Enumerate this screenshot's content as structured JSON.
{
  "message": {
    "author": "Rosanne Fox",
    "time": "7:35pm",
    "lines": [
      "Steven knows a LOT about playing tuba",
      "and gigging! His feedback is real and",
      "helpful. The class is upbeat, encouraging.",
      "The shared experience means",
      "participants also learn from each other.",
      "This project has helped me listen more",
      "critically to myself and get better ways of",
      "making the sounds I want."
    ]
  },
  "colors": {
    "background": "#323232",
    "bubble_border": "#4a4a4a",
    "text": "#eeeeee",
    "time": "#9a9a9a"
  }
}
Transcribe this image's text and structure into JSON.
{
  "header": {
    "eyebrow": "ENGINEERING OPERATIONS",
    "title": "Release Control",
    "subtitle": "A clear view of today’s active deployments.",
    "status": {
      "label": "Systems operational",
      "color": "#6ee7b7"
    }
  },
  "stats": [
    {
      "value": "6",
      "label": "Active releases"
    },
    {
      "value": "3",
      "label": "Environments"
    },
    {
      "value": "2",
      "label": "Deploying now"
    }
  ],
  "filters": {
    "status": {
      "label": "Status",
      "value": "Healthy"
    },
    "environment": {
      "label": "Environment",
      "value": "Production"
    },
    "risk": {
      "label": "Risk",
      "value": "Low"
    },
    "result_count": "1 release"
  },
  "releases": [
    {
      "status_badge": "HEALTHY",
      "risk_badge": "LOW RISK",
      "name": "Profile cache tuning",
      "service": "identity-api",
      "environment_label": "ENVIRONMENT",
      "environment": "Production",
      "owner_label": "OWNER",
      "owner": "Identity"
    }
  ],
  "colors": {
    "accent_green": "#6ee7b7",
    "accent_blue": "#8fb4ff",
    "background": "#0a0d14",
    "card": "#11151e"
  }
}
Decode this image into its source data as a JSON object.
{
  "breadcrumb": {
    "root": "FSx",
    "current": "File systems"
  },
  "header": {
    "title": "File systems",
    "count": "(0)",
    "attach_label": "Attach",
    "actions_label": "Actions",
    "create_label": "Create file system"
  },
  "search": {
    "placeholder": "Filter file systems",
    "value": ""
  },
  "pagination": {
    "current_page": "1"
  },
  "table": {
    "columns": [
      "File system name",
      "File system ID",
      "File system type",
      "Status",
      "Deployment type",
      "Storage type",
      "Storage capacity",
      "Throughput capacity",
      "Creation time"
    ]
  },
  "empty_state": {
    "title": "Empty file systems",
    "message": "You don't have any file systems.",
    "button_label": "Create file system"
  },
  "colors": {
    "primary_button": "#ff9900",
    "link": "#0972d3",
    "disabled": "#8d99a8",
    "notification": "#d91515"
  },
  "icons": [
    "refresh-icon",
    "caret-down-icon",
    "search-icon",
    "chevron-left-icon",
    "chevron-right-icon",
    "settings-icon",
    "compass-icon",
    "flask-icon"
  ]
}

EXERCISE INSTRUCTIONS:
Search the data for the string "Production" and copy each line where it appears.

CORRECT RESPONSE:
      "value": "Production"
      "environment": "Production",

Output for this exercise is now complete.